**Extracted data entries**
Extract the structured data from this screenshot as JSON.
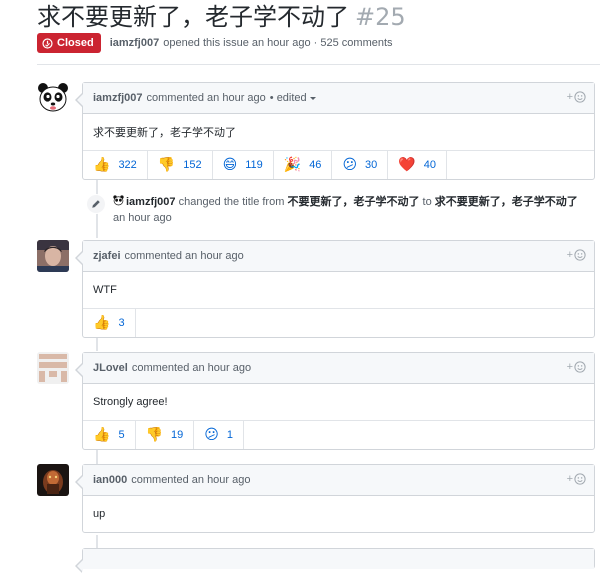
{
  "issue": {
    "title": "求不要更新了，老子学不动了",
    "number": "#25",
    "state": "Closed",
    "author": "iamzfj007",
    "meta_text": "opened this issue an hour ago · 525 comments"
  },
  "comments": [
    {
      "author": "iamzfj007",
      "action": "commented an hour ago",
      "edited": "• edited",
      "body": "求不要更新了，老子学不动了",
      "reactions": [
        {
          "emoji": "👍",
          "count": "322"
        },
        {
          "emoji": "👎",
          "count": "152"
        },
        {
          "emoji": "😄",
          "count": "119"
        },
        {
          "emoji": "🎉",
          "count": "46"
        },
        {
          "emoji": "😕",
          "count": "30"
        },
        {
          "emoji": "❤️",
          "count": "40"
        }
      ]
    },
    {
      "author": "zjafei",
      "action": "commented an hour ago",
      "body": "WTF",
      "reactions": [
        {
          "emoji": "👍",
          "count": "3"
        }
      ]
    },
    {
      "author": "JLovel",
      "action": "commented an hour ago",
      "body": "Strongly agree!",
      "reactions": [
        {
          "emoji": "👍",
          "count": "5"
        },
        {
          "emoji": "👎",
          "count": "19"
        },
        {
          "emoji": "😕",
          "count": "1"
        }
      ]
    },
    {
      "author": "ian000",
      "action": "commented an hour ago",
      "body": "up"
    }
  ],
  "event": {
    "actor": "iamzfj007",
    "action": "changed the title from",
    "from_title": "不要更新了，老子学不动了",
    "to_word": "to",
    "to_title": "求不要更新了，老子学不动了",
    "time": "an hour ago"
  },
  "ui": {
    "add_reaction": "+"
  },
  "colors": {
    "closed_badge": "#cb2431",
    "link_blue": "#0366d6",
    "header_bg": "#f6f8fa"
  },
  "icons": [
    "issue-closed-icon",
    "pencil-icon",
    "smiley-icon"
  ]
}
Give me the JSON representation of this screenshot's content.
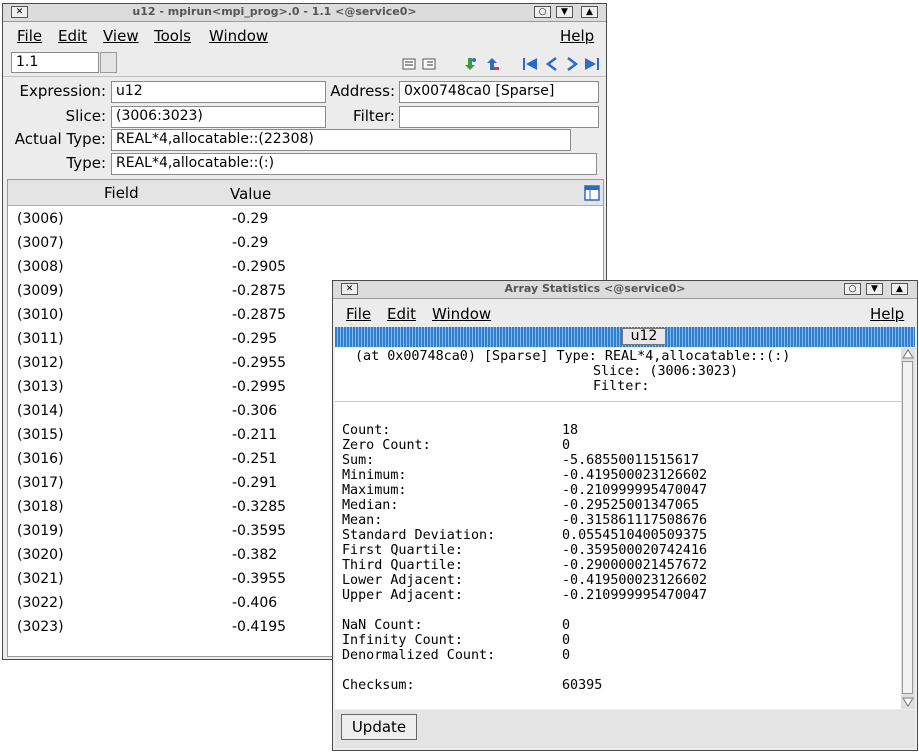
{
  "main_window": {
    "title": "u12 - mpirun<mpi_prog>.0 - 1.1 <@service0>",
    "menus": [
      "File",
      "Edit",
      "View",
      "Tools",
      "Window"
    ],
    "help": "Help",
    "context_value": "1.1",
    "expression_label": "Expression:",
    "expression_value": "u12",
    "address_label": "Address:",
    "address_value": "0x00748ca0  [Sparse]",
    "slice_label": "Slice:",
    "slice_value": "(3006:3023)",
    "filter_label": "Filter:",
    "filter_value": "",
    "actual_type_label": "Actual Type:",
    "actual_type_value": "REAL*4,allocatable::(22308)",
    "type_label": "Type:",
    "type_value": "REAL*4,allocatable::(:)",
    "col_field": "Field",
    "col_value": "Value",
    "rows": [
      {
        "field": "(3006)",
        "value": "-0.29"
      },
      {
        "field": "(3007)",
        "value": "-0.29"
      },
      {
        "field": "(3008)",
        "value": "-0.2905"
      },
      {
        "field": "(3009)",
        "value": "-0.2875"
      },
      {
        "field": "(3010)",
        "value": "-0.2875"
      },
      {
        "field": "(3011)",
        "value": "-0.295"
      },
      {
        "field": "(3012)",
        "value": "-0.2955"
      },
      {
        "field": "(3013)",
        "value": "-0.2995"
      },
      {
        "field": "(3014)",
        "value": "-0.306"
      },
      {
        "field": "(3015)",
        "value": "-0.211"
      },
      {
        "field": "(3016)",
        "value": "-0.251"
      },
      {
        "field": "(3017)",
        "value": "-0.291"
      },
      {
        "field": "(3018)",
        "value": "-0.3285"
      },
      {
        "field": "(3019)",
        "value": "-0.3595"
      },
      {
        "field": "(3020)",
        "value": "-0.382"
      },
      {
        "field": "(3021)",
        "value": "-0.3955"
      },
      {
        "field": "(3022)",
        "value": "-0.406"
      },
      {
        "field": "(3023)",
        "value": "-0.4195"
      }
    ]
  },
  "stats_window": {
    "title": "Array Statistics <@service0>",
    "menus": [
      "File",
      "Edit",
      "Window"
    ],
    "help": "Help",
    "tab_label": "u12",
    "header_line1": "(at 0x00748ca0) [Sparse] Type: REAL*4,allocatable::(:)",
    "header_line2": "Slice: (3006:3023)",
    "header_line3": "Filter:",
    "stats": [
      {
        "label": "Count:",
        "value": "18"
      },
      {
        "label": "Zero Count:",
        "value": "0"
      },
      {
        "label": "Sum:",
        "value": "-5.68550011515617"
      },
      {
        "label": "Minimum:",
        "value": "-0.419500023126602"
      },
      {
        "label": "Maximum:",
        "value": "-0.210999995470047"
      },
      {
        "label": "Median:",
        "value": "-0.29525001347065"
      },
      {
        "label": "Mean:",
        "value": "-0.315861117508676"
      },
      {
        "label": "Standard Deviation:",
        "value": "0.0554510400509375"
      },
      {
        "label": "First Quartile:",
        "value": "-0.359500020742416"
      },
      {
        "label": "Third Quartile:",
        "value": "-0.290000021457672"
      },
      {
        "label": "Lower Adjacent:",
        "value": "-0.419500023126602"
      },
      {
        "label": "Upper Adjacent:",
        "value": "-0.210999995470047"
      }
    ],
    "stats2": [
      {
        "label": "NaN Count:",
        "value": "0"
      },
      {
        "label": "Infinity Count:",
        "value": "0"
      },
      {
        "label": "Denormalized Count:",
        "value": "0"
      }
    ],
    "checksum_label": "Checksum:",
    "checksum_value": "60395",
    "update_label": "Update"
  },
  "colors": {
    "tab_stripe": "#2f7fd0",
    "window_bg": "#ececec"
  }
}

**WRITTEN INSTRUCTION**
Reproduce the material above in full, exactly, with no images.

**COMPLETED EXERCISE**
Extract the structured data from this screenshot as JSON.
{
  "issue": {
    "title": "求不要更新了，老子学不动了",
    "number": "#25",
    "state": "Closed",
    "author": "iamzfj007",
    "meta_text": "opened this issue an hour ago · 525 comments"
  },
  "comments": [
    {
      "author": "iamzfj007",
      "action": "commented an hour ago",
      "edited": "• edited",
      "body": "求不要更新了，老子学不动了",
      "reactions": [
        {
          "emoji": "👍",
          "count": "322"
        },
        {
          "emoji": "👎",
          "count": "152"
        },
        {
          "emoji": "😄",
          "count": "119"
        },
        {
          "emoji": "🎉",
          "count": "46"
        },
        {
          "emoji": "😕",
          "count": "30"
        },
        {
          "emoji": "❤️",
          "count": "40"
        }
      ]
    },
    {
      "author": "zjafei",
      "action": "commented an hour ago",
      "body": "WTF",
      "reactions": [
        {
          "emoji": "👍",
          "count": "3"
        }
      ]
    },
    {
      "author": "JLovel",
      "action": "commented an hour ago",
      "body": "Strongly agree!",
      "reactions": [
        {
          "emoji": "👍",
          "count": "5"
        },
        {
          "emoji": "👎",
          "count": "19"
        },
        {
          "emoji": "😕",
          "count": "1"
        }
      ]
    },
    {
      "author": "ian000",
      "action": "commented an hour ago",
      "body": "up"
    }
  ],
  "event": {
    "actor": "iamzfj007",
    "action": "changed the title from",
    "from_title": "不要更新了，老子学不动了",
    "to_word": "to",
    "to_title": "求不要更新了，老子学不动了",
    "time": "an hour ago"
  },
  "ui": {
    "add_reaction": "+"
  },
  "colors": {
    "closed_badge": "#cb2431",
    "link_blue": "#0366d6",
    "header_bg": "#f6f8fa"
  },
  "icons": [
    "issue-closed-icon",
    "pencil-icon",
    "smiley-icon"
  ]
}
Give me the JSON representation of this screenshot's content.
{
  "main_window": {
    "title": "u12 - mpirun<mpi_prog>.0 - 1.1 <@service0>",
    "menus": [
      "File",
      "Edit",
      "View",
      "Tools",
      "Window"
    ],
    "help": "Help",
    "context_value": "1.1",
    "expression_label": "Expression:",
    "expression_value": "u12",
    "address_label": "Address:",
    "address_value": "0x00748ca0  [Sparse]",
    "slice_label": "Slice:",
    "slice_value": "(3006:3023)",
    "filter_label": "Filter:",
    "filter_value": "",
    "actual_type_label": "Actual Type:",
    "actual_type_value": "REAL*4,allocatable::(22308)",
    "type_label": "Type:",
    "type_value": "REAL*4,allocatable::(:)",
    "col_field": "Field",
    "col_value": "Value",
    "rows": [
      {
        "field": "(3006)",
        "value": "-0.29"
      },
      {
        "field": "(3007)",
        "value": "-0.29"
      },
      {
        "field": "(3008)",
        "value": "-0.2905"
      },
      {
        "field": "(3009)",
        "value": "-0.2875"
      },
      {
        "field": "(3010)",
        "value": "-0.2875"
      },
      {
        "field": "(3011)",
        "value": "-0.295"
      },
      {
        "field": "(3012)",
        "value": "-0.2955"
      },
      {
        "field": "(3013)",
        "value": "-0.2995"
      },
      {
        "field": "(3014)",
        "value": "-0.306"
      },
      {
        "field": "(3015)",
        "value": "-0.211"
      },
      {
        "field": "(3016)",
        "value": "-0.251"
      },
      {
        "field": "(3017)",
        "value": "-0.291"
      },
      {
        "field": "(3018)",
        "value": "-0.3285"
      },
      {
        "field": "(3019)",
        "value": "-0.3595"
      },
      {
        "field": "(3020)",
        "value": "-0.382"
      },
      {
        "field": "(3021)",
        "value": "-0.3955"
      },
      {
        "field": "(3022)",
        "value": "-0.406"
      },
      {
        "field": "(3023)",
        "value": "-0.4195"
      }
    ]
  },
  "stats_window": {
    "title": "Array Statistics <@service0>",
    "menus": [
      "File",
      "Edit",
      "Window"
    ],
    "help": "Help",
    "tab_label": "u12",
    "header_line1": "(at 0x00748ca0) [Sparse] Type: REAL*4,allocatable::(:)",
    "header_line2": "Slice: (3006:3023)",
    "header_line3": "Filter:",
    "stats": [
      {
        "label": "Count:",
        "value": "18"
      },
      {
        "label": "Zero Count:",
        "value": "0"
      },
      {
        "label": "Sum:",
        "value": "-5.68550011515617"
      },
      {
        "label": "Minimum:",
        "value": "-0.419500023126602"
      },
      {
        "label": "Maximum:",
        "value": "-0.210999995470047"
      },
      {
        "label": "Median:",
        "value": "-0.29525001347065"
      },
      {
        "label": "Mean:",
        "value": "-0.315861117508676"
      },
      {
        "label": "Standard Deviation:",
        "value": "0.0554510400509375"
      },
      {
        "label": "First Quartile:",
        "value": "-0.359500020742416"
      },
      {
        "label": "Third Quartile:",
        "value": "-0.290000021457672"
      },
      {
        "label": "Lower Adjacent:",
        "value": "-0.419500023126602"
      },
      {
        "label": "Upper Adjacent:",
        "value": "-0.210999995470047"
      }
    ],
    "stats2": [
      {
        "label": "NaN Count:",
        "value": "0"
      },
      {
        "label": "Infinity Count:",
        "value": "0"
      },
      {
        "label": "Denormalized Count:",
        "value": "0"
      }
    ],
    "checksum_label": "Checksum:",
    "checksum_value": "60395",
    "update_label": "Update"
  },
  "colors": {
    "tab_stripe": "#2f7fd0",
    "window_bg": "#ececec"
  }
}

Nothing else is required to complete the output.